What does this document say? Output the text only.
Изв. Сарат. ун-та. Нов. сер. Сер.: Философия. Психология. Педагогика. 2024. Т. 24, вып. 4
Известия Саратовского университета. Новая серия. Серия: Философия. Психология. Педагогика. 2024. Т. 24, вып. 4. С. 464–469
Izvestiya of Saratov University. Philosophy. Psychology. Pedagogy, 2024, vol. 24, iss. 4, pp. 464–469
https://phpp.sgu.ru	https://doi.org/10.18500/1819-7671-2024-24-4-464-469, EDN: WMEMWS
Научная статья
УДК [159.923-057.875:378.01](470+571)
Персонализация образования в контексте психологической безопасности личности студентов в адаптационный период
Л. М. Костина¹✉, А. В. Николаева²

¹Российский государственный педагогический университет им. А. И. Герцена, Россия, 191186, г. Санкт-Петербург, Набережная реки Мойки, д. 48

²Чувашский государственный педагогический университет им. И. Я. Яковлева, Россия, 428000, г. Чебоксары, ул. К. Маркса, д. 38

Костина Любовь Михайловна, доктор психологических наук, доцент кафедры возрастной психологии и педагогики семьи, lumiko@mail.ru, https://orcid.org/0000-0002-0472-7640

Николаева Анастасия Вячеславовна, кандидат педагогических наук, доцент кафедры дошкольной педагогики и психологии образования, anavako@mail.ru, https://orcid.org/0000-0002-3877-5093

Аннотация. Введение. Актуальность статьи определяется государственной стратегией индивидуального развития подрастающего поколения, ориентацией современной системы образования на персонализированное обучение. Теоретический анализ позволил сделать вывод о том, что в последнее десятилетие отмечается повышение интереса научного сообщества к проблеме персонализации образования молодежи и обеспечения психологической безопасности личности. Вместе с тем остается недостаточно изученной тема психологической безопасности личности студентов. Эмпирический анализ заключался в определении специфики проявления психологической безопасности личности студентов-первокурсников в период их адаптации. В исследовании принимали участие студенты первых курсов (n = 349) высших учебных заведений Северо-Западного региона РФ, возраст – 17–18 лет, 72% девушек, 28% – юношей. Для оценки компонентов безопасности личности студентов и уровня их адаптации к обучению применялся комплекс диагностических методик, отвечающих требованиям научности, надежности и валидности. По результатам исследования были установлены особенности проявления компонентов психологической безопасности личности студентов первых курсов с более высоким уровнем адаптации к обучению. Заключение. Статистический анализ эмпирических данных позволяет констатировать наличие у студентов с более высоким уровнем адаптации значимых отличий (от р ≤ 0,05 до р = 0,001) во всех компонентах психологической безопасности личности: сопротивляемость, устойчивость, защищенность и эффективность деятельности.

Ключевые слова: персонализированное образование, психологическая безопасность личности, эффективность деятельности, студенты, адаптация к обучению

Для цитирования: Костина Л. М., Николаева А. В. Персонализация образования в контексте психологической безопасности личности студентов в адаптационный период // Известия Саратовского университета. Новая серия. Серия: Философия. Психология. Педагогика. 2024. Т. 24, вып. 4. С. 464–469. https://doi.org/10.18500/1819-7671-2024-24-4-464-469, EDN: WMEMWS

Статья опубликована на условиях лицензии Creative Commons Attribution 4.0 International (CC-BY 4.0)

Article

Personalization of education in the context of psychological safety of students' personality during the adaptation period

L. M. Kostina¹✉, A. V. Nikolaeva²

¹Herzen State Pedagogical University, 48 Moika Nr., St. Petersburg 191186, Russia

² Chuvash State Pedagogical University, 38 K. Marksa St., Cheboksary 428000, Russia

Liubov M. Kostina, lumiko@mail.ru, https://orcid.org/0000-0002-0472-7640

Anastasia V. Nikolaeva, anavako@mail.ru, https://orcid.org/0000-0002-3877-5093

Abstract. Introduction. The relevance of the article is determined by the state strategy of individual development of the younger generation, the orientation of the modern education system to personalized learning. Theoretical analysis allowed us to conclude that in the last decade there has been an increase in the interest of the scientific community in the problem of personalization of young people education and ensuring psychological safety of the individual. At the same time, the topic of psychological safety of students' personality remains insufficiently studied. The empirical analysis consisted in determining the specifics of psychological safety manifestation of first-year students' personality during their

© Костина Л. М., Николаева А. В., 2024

____________________

Requirement — Write out every record verbatim.

The reply —
What does this document say? Output the text only.
Изв. Сарат. ун-та. Нов. сер. Сер.: Философия. Психология. Педагогика. 2024. Т. 24, вып. 4
Известия Саратовского университета. Новая серия. Серия: Философия. Психология. Педагогика. 2024. Т. 24, вып. 4. С. 464–469
Izvestiya of Saratov University. Philosophy. Psychology. Pedagogy, 2024, vol. 24, iss. 4, pp. 464–469
https://phpp.sgu.ru	https://doi.org/10.18500/1819-7671-2024-24-4-464-469, EDN: WMEMWS
Научная статья
УДК [159.923-057.875:378.01](470+571)
Персонализация образования в контексте психологической безопасности личности студентов в адаптационный период
Л. М. Костина¹✉, А. В. Николаева²

¹Российский государственный педагогический университет им. А. И. Герцена, Россия, 191186, г. Санкт-Петербург, Набережная реки Мойки, д. 48

²Чувашский государственный педагогический университет им. И. Я. Яковлева, Россия, 428000, г. Чебоксары, ул. К. Маркса, д. 38

Костина Любовь Михайловна, доктор психологических наук, доцент кафедры возрастной психологии и педагогики семьи, lumiko@mail.ru, https://orcid.org/0000-0002-0472-7640

Николаева Анастасия Вячеславовна, кандидат педагогических наук, доцент кафедры дошкольной педагогики и психологии образования, anavako@mail.ru, https://orcid.org/0000-0002-3877-5093

Аннотация. Введение. Актуальность статьи определяется государственной стратегией индивидуального развития подрастающего поколения, ориентацией современной системы образования на персонализированное обучение. Теоретический анализ позволил сделать вывод о том, что в последнее десятилетие отмечается повышение интереса научного сообщества к проблеме персонализации образования молодежи и обеспечения психологической безопасности личности. Вместе с тем остается недостаточно изученной тема психологической безопасности личности студентов. Эмпирический анализ заключался в определении специфики проявления психологической безопасности личности студентов-первокурсников в период их адаптации. В исследовании принимали участие студенты первых курсов (n = 349) высших учебных заведений Северо-Западного региона РФ, возраст – 17–18 лет, 72% девушек, 28% – юношей. Для оценки компонентов безопасности личности студентов и уровня их адаптации к обучению применялся комплекс диагностических методик, отвечающих требованиям научности, надежности и валидности. По результатам исследования были установлены особенности проявления компонентов психологической безопасности личности студентов первых курсов с более высоким уровнем адаптации к обучению. Заключение. Статистический анализ эмпирических данных позволяет констатировать наличие у студентов с более высоким уровнем адаптации значимых отличий (от р ≤ 0,05 до р = 0,001) во всех компонентах психологической безопасности личности: сопротивляемость, устойчивость, защищенность и эффективность деятельности.

Ключевые слова: персонализированное образование, психологическая безопасность личности, эффективность деятельности, студенты, адаптация к обучению

Для цитирования: Костина Л. М., Николаева А. В. Персонализация образования в контексте психологической безопасности личности студентов в адаптационный период // Известия Саратовского университета. Новая серия. Серия: Философия. Психология. Педагогика. 2024. Т. 24, вып. 4. С. 464–469. https://doi.org/10.18500/1819-7671-2024-24-4-464-469, EDN: WMEMWS

Статья опубликована на условиях лицензии Creative Commons Attribution 4.0 International (CC-BY 4.0)

Article

Personalization of education in the context of psychological safety of students' personality during the adaptation period

L. M. Kostina¹✉, A. V. Nikolaeva²

¹Herzen State Pedagogical University, 48 Moika Nr., St. Petersburg 191186, Russia

² Chuvash State Pedagogical University, 38 K. Marksa St., Cheboksary 428000, Russia

Liubov M. Kostina, lumiko@mail.ru, https://orcid.org/0000-0002-0472-7640

Anastasia V. Nikolaeva, anavako@mail.ru, https://orcid.org/0000-0002-3877-5093

Abstract. Introduction. The relevance of the article is determined by the state strategy of individual development of the younger generation, the orientation of the modern education system to personalized learning. Theoretical analysis allowed us to conclude that in the last decade there has been an increase in the interest of the scientific community in the problem of personalization of young people education and ensuring psychological safety of the individual. At the same time, the topic of psychological safety of students' personality remains insufficiently studied. The empirical analysis consisted in determining the specifics of psychological safety manifestation of first-year students' personality during their

© Костина Л. М., Николаева А. В., 2024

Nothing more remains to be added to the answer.